+++ Data supplied

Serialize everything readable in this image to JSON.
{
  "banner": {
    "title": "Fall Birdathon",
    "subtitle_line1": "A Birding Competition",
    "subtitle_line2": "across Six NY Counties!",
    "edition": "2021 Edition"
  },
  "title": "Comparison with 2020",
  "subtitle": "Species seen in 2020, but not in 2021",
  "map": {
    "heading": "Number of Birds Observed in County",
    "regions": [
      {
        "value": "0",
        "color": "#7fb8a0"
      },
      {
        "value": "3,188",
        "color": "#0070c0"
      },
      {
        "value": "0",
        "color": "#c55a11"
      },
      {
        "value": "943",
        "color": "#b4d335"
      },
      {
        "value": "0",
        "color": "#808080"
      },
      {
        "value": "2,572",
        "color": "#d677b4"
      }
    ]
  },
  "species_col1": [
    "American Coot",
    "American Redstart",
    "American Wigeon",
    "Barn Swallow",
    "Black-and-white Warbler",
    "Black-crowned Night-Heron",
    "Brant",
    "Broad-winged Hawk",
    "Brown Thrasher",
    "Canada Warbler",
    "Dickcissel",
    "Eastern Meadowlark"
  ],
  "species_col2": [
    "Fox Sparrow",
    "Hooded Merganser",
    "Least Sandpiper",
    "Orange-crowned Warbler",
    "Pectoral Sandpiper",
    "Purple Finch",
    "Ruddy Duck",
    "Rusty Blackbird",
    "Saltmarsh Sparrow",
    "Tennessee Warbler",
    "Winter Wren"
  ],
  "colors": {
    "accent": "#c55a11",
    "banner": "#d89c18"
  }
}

++++++

Directive: Find "Sandpiper". Copy every line it occurs in.

Output below:
    "Least Sandpiper",
    "Pectoral Sandpiper",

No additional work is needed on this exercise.